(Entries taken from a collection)
══════

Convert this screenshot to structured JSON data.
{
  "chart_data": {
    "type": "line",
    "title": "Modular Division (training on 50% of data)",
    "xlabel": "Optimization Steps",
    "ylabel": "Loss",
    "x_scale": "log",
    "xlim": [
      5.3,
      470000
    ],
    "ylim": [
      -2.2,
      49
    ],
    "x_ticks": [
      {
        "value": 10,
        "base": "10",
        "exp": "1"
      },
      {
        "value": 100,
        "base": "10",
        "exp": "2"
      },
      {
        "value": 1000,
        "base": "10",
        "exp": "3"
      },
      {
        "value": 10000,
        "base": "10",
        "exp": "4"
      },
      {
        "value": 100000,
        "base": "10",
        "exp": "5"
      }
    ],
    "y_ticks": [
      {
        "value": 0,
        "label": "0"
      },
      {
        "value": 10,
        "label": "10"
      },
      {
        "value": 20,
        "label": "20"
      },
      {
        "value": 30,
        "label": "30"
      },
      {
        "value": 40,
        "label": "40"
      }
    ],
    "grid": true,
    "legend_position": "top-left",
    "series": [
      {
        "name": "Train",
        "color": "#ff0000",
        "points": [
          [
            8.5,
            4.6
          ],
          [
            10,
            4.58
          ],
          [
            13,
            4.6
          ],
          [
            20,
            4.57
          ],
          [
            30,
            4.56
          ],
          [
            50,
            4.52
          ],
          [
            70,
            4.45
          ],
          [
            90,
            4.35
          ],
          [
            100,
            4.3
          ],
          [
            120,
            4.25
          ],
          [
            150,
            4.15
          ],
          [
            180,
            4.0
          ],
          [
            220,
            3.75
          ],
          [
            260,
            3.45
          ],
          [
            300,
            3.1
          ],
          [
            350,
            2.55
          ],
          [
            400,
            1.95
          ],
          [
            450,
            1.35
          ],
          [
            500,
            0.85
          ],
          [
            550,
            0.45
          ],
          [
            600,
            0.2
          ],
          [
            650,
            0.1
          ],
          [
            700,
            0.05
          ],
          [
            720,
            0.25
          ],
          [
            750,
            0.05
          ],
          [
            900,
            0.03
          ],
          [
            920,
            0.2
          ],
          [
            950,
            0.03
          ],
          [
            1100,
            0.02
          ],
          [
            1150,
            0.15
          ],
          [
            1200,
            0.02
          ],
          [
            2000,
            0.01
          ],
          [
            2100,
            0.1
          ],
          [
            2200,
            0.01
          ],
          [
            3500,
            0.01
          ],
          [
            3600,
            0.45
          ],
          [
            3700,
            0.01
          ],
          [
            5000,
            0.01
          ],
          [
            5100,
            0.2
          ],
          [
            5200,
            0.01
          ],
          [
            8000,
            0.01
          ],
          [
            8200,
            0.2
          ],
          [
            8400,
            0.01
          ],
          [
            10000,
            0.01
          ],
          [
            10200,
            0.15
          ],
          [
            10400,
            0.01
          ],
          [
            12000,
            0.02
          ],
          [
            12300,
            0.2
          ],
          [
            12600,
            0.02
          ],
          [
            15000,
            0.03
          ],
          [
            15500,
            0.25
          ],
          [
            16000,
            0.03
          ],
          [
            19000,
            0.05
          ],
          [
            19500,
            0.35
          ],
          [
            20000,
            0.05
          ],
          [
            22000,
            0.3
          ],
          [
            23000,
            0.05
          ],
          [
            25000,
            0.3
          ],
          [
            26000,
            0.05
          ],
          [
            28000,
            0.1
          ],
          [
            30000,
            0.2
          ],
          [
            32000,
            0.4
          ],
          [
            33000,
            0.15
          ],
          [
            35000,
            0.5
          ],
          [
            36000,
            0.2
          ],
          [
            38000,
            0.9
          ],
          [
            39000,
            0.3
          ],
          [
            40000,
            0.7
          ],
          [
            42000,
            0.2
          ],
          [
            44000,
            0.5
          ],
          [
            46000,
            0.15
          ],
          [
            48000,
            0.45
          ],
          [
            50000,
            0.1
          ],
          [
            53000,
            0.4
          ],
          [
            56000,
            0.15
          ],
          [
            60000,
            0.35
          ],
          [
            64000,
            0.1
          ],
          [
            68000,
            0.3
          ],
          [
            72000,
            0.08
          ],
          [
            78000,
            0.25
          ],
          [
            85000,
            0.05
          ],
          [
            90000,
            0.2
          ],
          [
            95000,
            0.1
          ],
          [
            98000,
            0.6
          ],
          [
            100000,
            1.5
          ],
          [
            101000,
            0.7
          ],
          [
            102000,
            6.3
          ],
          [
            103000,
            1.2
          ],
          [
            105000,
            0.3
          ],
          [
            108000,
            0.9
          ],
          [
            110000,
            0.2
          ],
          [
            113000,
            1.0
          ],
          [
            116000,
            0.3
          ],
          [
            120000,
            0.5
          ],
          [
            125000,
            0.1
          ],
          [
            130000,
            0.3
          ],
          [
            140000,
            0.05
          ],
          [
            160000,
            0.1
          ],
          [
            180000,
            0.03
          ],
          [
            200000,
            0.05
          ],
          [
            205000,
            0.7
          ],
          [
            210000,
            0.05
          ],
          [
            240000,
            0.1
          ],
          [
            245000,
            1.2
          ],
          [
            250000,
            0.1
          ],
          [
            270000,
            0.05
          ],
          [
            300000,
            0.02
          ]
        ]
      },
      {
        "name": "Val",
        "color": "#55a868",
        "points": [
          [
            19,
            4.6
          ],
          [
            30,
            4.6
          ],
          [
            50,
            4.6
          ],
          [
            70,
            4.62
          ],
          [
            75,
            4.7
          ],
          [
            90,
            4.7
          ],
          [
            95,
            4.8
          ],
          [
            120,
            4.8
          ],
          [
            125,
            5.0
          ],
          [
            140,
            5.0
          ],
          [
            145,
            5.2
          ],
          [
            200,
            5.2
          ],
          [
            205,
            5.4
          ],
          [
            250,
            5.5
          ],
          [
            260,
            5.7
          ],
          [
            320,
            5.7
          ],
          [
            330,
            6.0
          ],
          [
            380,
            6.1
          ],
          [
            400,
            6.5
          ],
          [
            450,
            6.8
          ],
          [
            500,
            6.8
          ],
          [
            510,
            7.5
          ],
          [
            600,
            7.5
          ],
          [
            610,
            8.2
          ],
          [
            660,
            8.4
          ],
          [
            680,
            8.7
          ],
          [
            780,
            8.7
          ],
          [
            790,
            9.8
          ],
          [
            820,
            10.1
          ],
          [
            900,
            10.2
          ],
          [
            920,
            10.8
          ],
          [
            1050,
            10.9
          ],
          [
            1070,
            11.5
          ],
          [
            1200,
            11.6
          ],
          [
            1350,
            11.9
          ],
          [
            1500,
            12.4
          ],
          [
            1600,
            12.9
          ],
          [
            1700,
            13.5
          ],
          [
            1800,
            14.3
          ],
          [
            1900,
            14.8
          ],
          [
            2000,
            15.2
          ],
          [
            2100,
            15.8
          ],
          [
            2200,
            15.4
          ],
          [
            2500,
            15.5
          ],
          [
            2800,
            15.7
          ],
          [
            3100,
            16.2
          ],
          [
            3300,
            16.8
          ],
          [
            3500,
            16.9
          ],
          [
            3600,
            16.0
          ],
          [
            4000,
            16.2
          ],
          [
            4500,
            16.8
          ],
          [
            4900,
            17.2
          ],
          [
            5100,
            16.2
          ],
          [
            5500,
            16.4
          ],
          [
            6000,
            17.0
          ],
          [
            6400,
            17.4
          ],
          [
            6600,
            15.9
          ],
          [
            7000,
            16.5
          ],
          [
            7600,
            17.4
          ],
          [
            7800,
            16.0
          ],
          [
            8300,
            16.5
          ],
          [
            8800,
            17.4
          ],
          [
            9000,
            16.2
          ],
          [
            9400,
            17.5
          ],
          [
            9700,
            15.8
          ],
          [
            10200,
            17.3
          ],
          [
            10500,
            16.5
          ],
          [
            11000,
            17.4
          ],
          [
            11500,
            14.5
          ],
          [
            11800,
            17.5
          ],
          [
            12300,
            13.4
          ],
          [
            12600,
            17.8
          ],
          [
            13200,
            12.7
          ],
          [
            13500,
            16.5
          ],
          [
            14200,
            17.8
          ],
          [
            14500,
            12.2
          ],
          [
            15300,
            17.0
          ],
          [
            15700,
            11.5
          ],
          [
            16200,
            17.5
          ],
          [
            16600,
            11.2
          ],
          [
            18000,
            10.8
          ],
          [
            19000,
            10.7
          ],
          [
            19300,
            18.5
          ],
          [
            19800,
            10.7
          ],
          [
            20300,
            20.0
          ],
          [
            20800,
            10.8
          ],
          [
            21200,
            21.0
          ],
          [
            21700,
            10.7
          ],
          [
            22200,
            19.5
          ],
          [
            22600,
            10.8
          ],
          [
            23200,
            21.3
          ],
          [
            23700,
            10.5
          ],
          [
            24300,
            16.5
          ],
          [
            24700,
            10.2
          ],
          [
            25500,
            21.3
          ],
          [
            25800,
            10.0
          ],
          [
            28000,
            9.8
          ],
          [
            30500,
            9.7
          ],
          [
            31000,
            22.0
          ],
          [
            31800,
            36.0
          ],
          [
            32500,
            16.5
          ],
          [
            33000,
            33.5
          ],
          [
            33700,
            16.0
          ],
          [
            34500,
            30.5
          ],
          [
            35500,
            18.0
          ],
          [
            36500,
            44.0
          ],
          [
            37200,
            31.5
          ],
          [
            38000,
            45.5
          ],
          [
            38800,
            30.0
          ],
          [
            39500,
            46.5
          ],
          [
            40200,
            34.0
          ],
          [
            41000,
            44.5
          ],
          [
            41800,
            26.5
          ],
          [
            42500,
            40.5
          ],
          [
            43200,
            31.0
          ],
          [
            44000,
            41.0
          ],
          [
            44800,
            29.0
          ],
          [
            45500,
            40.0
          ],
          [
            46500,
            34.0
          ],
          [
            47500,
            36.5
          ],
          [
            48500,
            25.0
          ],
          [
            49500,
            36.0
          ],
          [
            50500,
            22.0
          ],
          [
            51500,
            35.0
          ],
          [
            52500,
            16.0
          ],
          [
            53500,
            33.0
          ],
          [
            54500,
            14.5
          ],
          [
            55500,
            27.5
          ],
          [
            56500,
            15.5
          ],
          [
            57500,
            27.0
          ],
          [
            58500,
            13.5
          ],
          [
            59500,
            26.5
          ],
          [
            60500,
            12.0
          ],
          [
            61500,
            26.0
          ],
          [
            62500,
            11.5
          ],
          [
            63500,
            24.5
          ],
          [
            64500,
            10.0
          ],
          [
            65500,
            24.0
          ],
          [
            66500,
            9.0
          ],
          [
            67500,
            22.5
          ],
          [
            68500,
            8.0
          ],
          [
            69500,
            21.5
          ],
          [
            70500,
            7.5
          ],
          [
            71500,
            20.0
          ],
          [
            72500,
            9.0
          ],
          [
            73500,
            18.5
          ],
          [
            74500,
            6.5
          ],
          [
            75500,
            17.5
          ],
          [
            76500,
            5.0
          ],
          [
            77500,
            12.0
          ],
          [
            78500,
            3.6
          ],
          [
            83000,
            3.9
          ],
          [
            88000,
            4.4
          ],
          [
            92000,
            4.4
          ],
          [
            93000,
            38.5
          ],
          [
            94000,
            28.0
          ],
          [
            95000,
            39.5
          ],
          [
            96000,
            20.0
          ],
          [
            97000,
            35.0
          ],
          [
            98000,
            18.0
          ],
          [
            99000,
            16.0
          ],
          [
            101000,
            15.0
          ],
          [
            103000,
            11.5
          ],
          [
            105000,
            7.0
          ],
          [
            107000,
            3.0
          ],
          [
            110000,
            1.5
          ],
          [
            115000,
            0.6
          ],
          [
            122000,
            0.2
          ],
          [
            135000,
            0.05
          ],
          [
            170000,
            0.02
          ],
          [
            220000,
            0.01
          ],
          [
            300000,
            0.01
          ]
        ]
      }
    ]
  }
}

══════

Extract all lines from the data in which "value" is found.

        "value": 10,
        "value": 100,
        "value": 1000,
        "value": 10000,
        "value": 100000,
        "value": 0,
        "value": 10,
        "value": 20,
        "value": 30,
        "value": 40,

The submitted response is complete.